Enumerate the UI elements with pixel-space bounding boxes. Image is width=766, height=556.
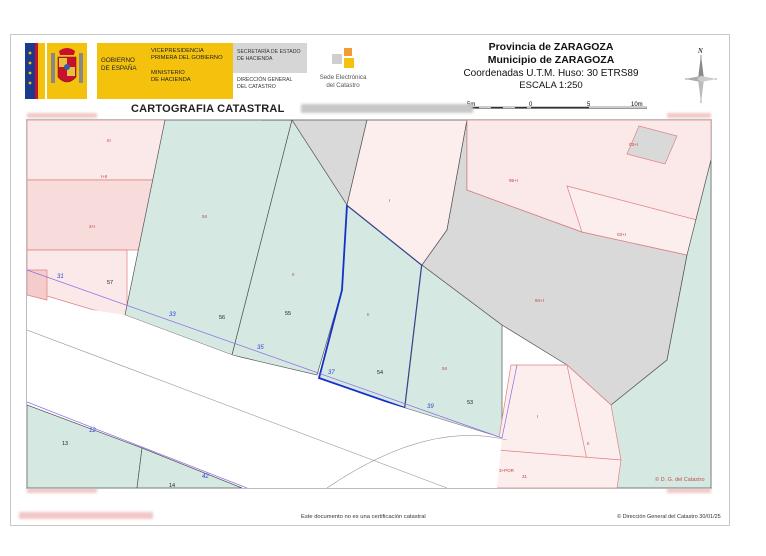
label-green-3: II xyxy=(367,312,370,317)
secretaria-line-1: SECRETARÍA DE ESTADO xyxy=(237,49,301,55)
sede-electronica-logo[interactable]: Sede Electrónica del Catastro xyxy=(311,43,375,99)
north-arrow-icon: N xyxy=(685,47,717,103)
scale-label: ESCALA 1:250 xyxy=(519,80,583,91)
secretaria-block: SECRETARÍA DE ESTADO DE HACIENDA DIRECCI… xyxy=(233,43,307,99)
direccion-line-2: DEL CATASTRO xyxy=(237,83,276,90)
map-header: Provincia de ZARAGOZA Municipio de ZARAG… xyxy=(451,41,651,92)
label-upper-centre: I xyxy=(389,198,390,203)
gobierno-line-2: DE ESPAÑA xyxy=(101,64,137,72)
ministry-line-1: MINISTERIO xyxy=(151,70,185,76)
north-letter: N xyxy=(697,47,703,55)
label-54: 54 xyxy=(377,370,383,376)
label-lower-right-1: I xyxy=(537,414,538,419)
secretaria-line-2: DE HACIENDA xyxy=(237,55,273,62)
vice-line-2: PRIMERA DEL GOBIERNO xyxy=(151,55,223,61)
label-grey-large: 94+I xyxy=(535,298,544,303)
label-13: 13 xyxy=(62,441,68,447)
parcel-top-left-1[interactable] xyxy=(27,120,168,181)
label-top-left-3: 3+I xyxy=(89,224,95,229)
label-green-1: 5II xyxy=(202,214,207,219)
sede-logo-icon xyxy=(332,48,354,70)
redacted-top-right xyxy=(667,113,711,118)
label-lower-right-2: II xyxy=(587,441,590,446)
label-corner: 03+I xyxy=(629,142,638,147)
label-green-4: 5II xyxy=(442,366,447,371)
parcel-left-strip[interactable] xyxy=(27,269,48,301)
label-top-left-1: III xyxy=(107,138,111,143)
scale-bar: 5m 0 5 10m xyxy=(467,102,647,109)
label-upper-right: 95+I xyxy=(509,178,518,183)
ministry-line-2: DE HACIENDA xyxy=(151,77,191,83)
label-56: 56 xyxy=(219,315,225,321)
label-upper-right-2: 03+I xyxy=(617,232,626,237)
label-57: 57 xyxy=(107,280,113,286)
map-canvas[interactable]: 57 56 55 54 53 13 14 33 35 37 39 31 12 4… xyxy=(27,120,711,488)
house-35: 35 xyxy=(257,345,264,351)
province-label: Provincia de ZARAGOZA xyxy=(488,41,614,53)
house-37: 37 xyxy=(328,370,335,376)
cadastral-map[interactable]: 57 56 55 54 53 13 14 33 35 37 39 31 12 4… xyxy=(26,119,712,489)
label-green-2: II xyxy=(292,272,295,277)
ministry-block: VICEPRESIDENCIA PRIMERA DEL GOBIERNO MIN… xyxy=(147,43,233,99)
label-top-left-2: I+II xyxy=(101,174,107,179)
gobierno-label: GOBIERNO DE ESPAÑA xyxy=(97,43,149,99)
label-lower-right-4: 31 xyxy=(522,474,528,479)
copyright-footer: © Dirección General del Catastro 30/01/2… xyxy=(617,514,721,520)
coat-of-arms-icon xyxy=(47,43,87,99)
vice-line-1: VICEPRESIDENCIA xyxy=(151,48,204,54)
label-14: 14 xyxy=(169,483,175,488)
house-42: 42 xyxy=(202,474,209,480)
redacted-reference xyxy=(301,104,473,113)
document-title: CARTOGRAFIA CATASTRAL xyxy=(131,103,285,115)
house-39: 39 xyxy=(427,404,434,410)
map-copyright: © D. G. del Catastro xyxy=(655,477,705,483)
label-55: 55 xyxy=(285,311,291,317)
parcel-top-left-2[interactable] xyxy=(27,179,158,251)
gobierno-line-1: GOBIERNO xyxy=(101,57,135,64)
house-33: 33 xyxy=(169,312,176,318)
redacted-top-left xyxy=(27,113,97,118)
label-53: 53 xyxy=(467,400,473,406)
coordinates-label: Coordenadas U.T.M. Huso: 30 ETRS89 xyxy=(463,68,639,79)
redacted-footer-left xyxy=(19,512,153,519)
sede-line-1: Sede Electrónica xyxy=(319,74,367,81)
label-lower-right-3: 3+POR xyxy=(499,468,515,473)
spain-flag-icon xyxy=(25,43,45,99)
disclaimer-note: Este documento no es una certificación c… xyxy=(301,514,426,520)
municipality-label: Municipio de ZARAGOZA xyxy=(487,54,615,66)
house-12: 12 xyxy=(89,428,96,434)
sede-line-2: del Catastro xyxy=(326,81,360,89)
house-31: 31 xyxy=(57,274,64,280)
direccion-block: DIRECCIÓN GENERAL DEL CATASTRO xyxy=(233,73,307,99)
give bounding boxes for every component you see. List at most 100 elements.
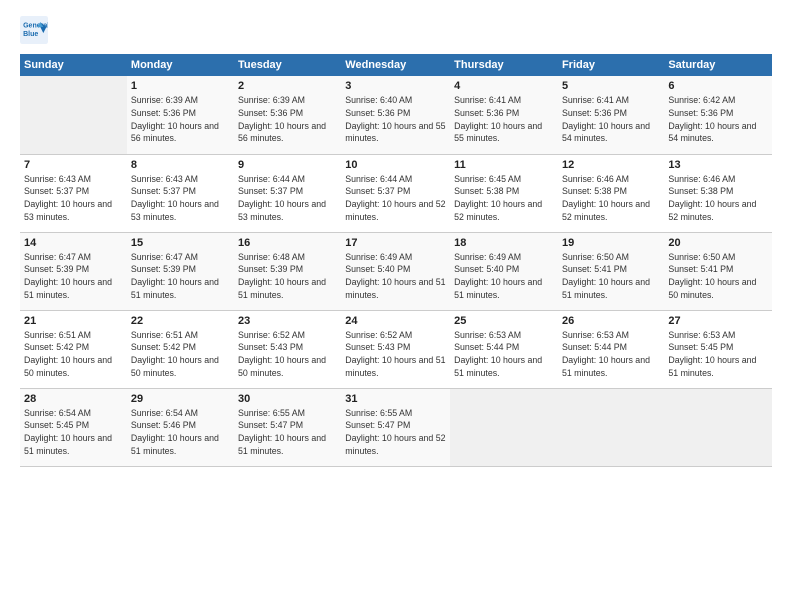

### [Problem description]
Show each line of the rows above that contains the string "interactable". Case counts.

### [Exercise solution]
sede-electronica-logo[interactable]: Sede Electrónica del Catastro xyxy=(311,43,375,99)
parcel-top-left-1[interactable] xyxy=(27,120,168,181)
parcel-left-strip[interactable] xyxy=(27,269,48,301)
map-canvas[interactable]: 57 56 55 54 53 13 14 33 35 37 39 31 12 4… xyxy=(27,120,711,488)
cadastral-map[interactable]: 57 56 55 54 53 13 14 33 35 37 39 31 12 4… xyxy=(26,119,712,489)
parcel-top-left-2[interactable] xyxy=(27,179,158,251)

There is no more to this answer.